» **Input material**
— start —

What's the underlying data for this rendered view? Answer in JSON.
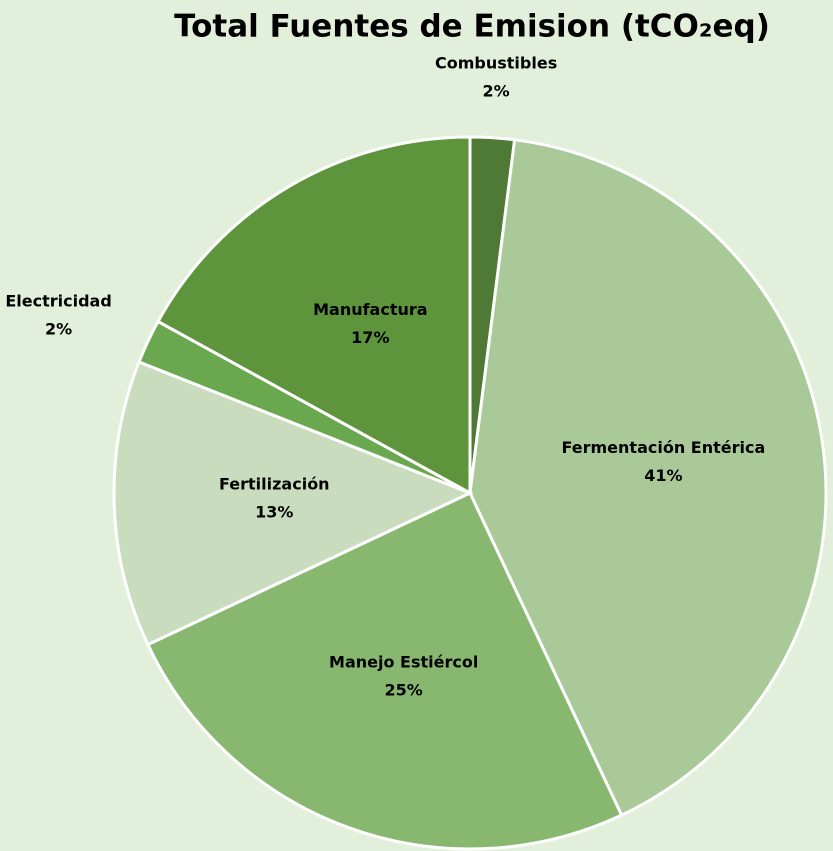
{
  "chart_data": {
    "type": "pie",
    "title": "Total Fuentes de Emision (tCO₂eq)",
    "categories": [
      "Combustibles",
      "Fermentación Entérica",
      "Manejo Estiércol",
      "Fertilización",
      "Electricidad",
      "Manufactura"
    ],
    "values": [
      2,
      41,
      25,
      13,
      2,
      17
    ],
    "value_labels": [
      "2%",
      "41%",
      "25%",
      "13%",
      "2%",
      "17%"
    ],
    "colors": [
      "#4e7a35",
      "#a9c998",
      "#88b86f",
      "#cadcbe",
      "#6aa84f",
      "#5e943b"
    ]
  }
}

— end —

» **Short problem**
All of the data above should be transcribed verbatim, with pictures omitted.

» **Result of this exercise**
What's the underlying data for this rendered view? Answer in JSON.
{
  "chart_data": {
    "type": "pie",
    "title": "Total Fuentes de Emision (tCO₂eq)",
    "categories": [
      "Combustibles",
      "Fermentación Entérica",
      "Manejo Estiércol",
      "Fertilización",
      "Electricidad",
      "Manufactura"
    ],
    "values": [
      2,
      41,
      25,
      13,
      2,
      17
    ],
    "value_labels": [
      "2%",
      "41%",
      "25%",
      "13%",
      "2%",
      "17%"
    ],
    "colors": [
      "#4e7a35",
      "#a9c998",
      "#88b86f",
      "#cadcbe",
      "#6aa84f",
      "#5e943b"
    ]
  }
}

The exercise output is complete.